EXERCISE TASK →
Search the material for the string "PAUSE", then return every line where it is found.

AVAILABLE RECORDS →
## start

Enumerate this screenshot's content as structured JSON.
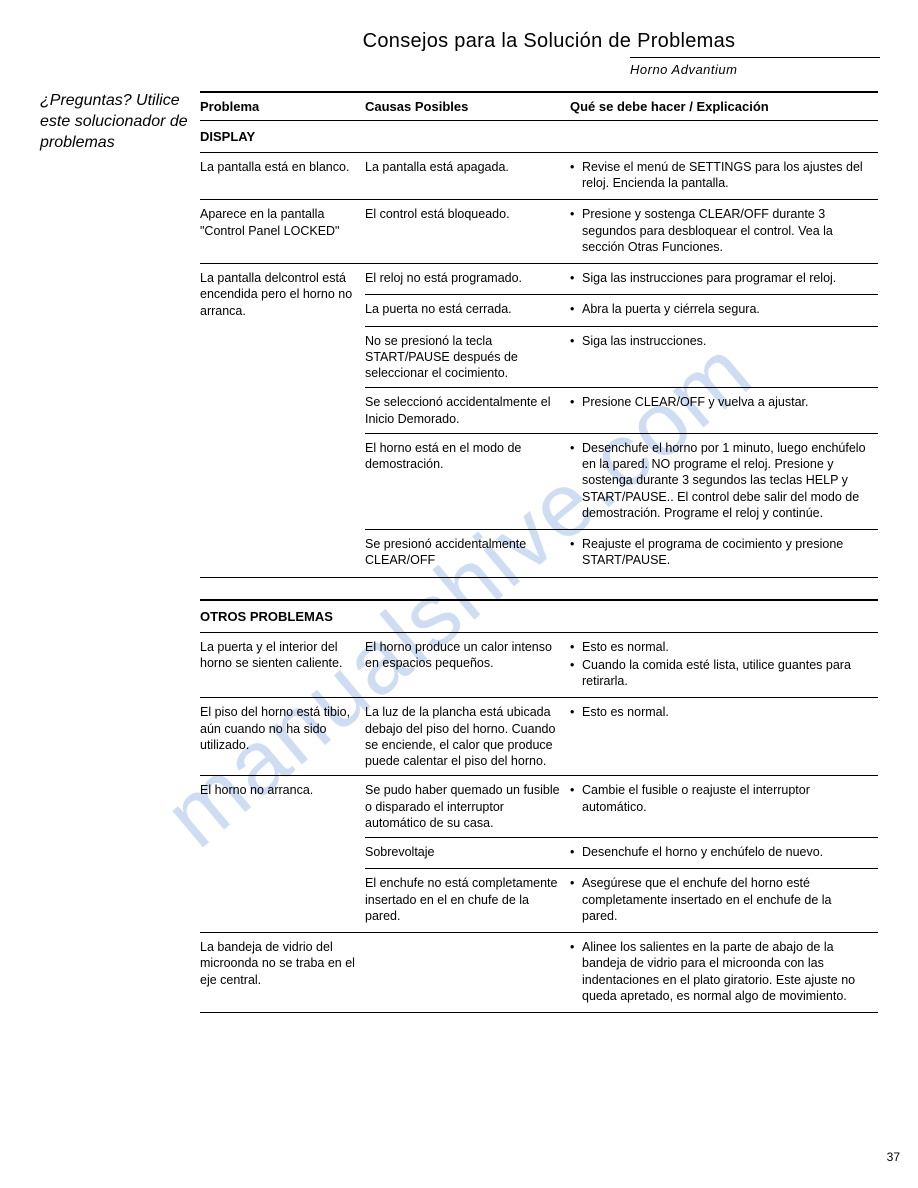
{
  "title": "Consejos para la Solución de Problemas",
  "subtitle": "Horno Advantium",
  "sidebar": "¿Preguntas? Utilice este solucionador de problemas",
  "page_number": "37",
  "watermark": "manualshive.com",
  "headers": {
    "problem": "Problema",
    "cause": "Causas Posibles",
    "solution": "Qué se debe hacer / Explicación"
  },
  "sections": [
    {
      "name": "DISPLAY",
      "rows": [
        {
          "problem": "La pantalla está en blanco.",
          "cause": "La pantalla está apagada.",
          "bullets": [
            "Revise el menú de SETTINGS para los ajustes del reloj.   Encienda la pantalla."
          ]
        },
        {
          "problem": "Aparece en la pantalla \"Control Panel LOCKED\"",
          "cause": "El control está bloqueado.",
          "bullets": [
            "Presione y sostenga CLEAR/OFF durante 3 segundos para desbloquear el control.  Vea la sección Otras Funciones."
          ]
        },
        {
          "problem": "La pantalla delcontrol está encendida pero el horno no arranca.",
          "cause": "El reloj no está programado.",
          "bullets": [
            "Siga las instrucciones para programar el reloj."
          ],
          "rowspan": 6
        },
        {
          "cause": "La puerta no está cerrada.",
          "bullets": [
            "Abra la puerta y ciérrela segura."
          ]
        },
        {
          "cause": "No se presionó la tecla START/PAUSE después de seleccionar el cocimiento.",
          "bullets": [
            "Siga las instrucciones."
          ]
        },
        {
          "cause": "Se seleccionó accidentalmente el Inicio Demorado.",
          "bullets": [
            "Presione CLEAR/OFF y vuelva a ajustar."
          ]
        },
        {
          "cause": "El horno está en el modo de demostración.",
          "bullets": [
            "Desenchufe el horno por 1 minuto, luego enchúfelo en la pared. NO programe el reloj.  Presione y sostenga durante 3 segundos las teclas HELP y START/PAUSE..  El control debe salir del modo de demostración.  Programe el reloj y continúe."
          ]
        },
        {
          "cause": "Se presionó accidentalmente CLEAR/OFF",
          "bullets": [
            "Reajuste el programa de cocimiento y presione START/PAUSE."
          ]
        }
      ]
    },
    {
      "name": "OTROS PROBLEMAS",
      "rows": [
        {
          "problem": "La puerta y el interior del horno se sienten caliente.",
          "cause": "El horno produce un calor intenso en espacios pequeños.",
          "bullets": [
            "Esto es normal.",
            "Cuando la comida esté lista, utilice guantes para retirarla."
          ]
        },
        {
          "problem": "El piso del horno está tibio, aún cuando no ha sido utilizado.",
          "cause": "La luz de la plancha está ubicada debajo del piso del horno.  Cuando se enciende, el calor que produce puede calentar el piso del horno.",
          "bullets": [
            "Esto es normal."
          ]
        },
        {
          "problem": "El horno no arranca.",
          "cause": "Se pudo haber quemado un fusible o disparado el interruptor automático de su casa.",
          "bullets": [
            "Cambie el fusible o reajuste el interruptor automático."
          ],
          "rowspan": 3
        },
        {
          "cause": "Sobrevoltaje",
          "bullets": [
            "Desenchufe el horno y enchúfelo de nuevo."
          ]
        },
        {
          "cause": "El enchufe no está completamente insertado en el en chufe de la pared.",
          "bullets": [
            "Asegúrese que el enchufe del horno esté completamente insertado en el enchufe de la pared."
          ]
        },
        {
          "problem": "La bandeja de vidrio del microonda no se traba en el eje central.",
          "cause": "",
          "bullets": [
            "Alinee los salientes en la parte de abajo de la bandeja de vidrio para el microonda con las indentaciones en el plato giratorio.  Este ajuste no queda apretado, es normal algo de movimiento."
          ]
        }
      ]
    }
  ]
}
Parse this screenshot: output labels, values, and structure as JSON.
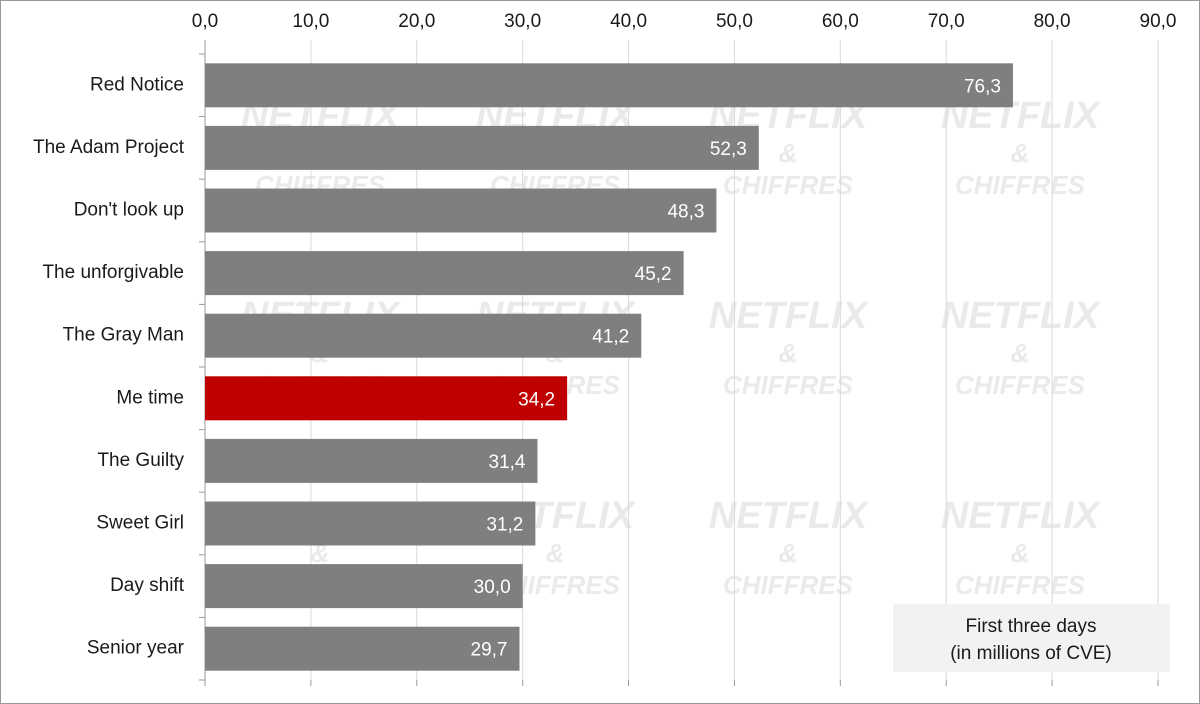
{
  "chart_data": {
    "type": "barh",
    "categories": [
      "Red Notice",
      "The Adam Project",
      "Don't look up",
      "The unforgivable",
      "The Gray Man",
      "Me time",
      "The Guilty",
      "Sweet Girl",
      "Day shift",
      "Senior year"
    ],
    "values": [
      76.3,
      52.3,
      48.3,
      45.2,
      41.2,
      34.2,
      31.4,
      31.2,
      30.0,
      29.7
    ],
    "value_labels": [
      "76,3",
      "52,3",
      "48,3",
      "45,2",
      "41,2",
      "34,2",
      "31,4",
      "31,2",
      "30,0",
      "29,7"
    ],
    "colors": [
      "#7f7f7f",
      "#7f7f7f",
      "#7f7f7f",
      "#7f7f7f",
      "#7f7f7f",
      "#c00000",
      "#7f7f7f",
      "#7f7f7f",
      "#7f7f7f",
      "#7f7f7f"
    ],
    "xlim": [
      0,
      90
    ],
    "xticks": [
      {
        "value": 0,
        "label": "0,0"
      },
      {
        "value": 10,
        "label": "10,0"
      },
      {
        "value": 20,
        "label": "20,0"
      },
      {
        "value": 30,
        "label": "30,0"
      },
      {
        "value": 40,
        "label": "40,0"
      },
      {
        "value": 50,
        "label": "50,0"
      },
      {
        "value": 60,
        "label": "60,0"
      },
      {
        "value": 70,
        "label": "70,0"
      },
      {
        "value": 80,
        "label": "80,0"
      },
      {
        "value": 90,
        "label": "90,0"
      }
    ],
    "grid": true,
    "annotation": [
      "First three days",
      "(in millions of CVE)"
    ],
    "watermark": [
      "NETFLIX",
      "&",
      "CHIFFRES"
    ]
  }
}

## end

WRITTEN ANSWER →
          "cause": "No se presionó la tecla START/PAUSE después de seleccionar el cocimiento.",
            "Desenchufe el horno por 1 minuto, luego enchúfelo en la pared. NO programe el reloj.  Presione y sostenga durante 3 segundos las teclas HELP y START/PAUSE..  El control debe salir del modo de demostración.  Programe el reloj y continúe."
            "Reajuste el programa de cocimiento y presione START/PAUSE."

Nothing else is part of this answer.